--- START DATA FOR THIS TASK ---
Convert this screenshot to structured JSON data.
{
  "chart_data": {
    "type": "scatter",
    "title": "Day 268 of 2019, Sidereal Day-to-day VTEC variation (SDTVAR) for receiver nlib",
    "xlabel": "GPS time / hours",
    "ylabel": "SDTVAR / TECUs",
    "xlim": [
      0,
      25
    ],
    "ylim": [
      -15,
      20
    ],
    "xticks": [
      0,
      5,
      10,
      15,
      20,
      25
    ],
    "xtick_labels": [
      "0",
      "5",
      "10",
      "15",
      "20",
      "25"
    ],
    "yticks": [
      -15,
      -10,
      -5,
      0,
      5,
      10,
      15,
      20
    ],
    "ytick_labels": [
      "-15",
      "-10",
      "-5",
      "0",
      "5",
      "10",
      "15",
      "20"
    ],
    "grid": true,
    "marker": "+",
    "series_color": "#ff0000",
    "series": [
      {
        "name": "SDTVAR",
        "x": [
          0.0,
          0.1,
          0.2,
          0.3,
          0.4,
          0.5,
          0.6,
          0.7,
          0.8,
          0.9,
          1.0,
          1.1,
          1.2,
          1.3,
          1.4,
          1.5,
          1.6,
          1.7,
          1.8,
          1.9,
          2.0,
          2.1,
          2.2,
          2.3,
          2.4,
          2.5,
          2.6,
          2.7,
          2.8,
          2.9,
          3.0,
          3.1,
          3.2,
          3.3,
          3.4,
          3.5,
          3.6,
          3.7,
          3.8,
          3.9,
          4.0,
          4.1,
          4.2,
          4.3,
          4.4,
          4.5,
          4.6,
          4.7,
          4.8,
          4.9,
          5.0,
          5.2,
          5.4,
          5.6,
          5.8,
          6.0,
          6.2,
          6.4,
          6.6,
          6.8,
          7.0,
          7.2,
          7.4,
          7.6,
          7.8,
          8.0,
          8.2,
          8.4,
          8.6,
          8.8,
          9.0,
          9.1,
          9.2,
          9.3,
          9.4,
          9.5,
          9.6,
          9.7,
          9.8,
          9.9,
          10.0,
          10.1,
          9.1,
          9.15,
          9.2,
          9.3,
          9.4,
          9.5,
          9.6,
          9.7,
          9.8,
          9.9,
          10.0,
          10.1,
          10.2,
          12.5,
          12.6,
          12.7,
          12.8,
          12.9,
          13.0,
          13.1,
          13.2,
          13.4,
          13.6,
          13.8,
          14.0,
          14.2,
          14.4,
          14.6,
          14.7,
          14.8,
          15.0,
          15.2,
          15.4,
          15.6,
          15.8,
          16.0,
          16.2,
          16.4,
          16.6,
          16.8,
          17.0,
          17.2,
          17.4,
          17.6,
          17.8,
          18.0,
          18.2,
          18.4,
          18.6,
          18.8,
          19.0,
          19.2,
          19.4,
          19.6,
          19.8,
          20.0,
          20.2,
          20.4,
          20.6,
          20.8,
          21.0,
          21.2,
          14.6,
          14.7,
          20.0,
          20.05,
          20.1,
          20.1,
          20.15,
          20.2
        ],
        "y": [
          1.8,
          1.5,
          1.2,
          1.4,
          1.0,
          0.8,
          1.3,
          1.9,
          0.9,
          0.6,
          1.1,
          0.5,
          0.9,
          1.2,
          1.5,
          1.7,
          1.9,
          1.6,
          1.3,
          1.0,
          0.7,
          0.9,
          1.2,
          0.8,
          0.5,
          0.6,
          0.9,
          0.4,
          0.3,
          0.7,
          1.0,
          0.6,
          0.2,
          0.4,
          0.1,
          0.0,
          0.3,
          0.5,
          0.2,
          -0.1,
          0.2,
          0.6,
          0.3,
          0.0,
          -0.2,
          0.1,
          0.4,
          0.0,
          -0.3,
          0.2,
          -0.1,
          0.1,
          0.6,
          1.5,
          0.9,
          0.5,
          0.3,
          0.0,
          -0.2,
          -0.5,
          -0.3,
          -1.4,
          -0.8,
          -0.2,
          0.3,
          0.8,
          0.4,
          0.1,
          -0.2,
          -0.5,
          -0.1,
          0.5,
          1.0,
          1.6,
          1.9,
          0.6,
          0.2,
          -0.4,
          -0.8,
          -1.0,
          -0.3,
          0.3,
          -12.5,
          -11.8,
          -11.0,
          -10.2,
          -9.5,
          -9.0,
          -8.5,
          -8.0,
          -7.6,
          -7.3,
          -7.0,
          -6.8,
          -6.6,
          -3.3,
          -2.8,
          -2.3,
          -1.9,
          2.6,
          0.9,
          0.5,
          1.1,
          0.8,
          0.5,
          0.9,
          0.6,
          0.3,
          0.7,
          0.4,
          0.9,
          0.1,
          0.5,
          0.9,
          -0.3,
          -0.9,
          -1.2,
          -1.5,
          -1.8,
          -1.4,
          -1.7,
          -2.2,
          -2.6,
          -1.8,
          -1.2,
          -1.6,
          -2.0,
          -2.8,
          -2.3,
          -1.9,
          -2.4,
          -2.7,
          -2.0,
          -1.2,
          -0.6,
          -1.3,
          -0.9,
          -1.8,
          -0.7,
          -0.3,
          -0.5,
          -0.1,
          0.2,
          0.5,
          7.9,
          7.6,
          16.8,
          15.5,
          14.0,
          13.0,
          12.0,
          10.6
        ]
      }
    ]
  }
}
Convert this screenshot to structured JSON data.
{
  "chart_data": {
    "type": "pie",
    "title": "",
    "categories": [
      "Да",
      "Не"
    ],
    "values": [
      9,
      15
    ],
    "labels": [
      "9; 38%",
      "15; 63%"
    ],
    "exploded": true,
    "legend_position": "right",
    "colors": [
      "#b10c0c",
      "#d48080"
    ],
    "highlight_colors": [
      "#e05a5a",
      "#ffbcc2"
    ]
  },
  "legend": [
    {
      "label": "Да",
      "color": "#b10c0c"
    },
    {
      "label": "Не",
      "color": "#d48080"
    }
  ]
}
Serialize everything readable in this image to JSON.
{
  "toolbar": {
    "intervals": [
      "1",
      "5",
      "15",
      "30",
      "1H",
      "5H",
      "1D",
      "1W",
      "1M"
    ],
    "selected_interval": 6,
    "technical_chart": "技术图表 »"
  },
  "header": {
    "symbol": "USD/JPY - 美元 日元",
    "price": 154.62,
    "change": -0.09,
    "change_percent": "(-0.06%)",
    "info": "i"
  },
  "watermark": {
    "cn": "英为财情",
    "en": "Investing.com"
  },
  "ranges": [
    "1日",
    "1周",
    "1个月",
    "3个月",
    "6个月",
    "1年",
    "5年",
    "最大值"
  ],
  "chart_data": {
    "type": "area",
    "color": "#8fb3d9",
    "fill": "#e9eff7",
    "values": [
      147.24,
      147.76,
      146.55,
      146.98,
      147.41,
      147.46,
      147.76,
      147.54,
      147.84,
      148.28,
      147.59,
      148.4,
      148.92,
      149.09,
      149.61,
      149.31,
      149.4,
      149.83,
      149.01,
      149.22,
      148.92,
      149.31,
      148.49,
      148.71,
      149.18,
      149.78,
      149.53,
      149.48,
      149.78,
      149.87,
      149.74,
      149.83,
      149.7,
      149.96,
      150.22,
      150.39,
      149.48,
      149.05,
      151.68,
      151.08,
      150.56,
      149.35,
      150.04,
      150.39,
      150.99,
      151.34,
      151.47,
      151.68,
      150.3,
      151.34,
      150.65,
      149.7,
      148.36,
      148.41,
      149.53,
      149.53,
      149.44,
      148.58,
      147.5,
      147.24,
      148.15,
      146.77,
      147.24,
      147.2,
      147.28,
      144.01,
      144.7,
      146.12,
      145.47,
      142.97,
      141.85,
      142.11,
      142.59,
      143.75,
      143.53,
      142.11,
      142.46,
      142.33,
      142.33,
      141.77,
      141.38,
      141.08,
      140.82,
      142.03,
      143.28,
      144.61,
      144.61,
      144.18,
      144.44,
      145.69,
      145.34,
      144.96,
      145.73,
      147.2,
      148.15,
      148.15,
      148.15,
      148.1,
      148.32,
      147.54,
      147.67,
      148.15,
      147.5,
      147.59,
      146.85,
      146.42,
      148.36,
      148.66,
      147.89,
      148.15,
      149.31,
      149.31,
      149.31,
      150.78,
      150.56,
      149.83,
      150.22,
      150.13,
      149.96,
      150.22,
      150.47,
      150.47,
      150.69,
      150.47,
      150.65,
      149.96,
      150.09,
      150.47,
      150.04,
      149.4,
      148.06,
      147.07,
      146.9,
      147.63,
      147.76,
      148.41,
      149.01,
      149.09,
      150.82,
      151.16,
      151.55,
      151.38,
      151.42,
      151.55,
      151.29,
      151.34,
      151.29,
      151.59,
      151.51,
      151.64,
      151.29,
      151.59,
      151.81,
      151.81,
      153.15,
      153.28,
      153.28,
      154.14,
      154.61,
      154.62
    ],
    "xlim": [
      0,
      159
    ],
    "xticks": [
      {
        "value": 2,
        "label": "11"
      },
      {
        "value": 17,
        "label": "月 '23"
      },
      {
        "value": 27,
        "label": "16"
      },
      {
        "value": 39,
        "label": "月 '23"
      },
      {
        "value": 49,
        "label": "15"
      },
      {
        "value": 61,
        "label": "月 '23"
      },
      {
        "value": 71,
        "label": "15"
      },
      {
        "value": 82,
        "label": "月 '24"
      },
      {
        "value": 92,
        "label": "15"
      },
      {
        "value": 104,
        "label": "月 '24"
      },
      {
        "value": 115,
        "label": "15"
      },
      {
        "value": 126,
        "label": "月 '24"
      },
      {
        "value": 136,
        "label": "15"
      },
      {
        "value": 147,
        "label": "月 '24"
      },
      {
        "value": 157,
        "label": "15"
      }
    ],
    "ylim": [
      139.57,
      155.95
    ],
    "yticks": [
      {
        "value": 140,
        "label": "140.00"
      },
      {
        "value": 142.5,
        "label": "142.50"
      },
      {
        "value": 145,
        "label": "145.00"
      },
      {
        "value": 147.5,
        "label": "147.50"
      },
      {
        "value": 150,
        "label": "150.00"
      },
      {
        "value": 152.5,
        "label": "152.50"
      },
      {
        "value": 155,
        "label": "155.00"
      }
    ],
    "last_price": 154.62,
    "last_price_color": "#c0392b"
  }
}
--- END DATA FOR THIS TASK ---
--- TASK DETAILS ---
Filter the records above and return every line that holds the word "SDTVAR".

--- FINISHED ANSWER ---
    "title": "Day 268 of 2019, Sidereal Day-to-day VTEC variation (SDTVAR) for receiver nlib",
    "ylabel": "SDTVAR / TECUs",
        "name": "SDTVAR",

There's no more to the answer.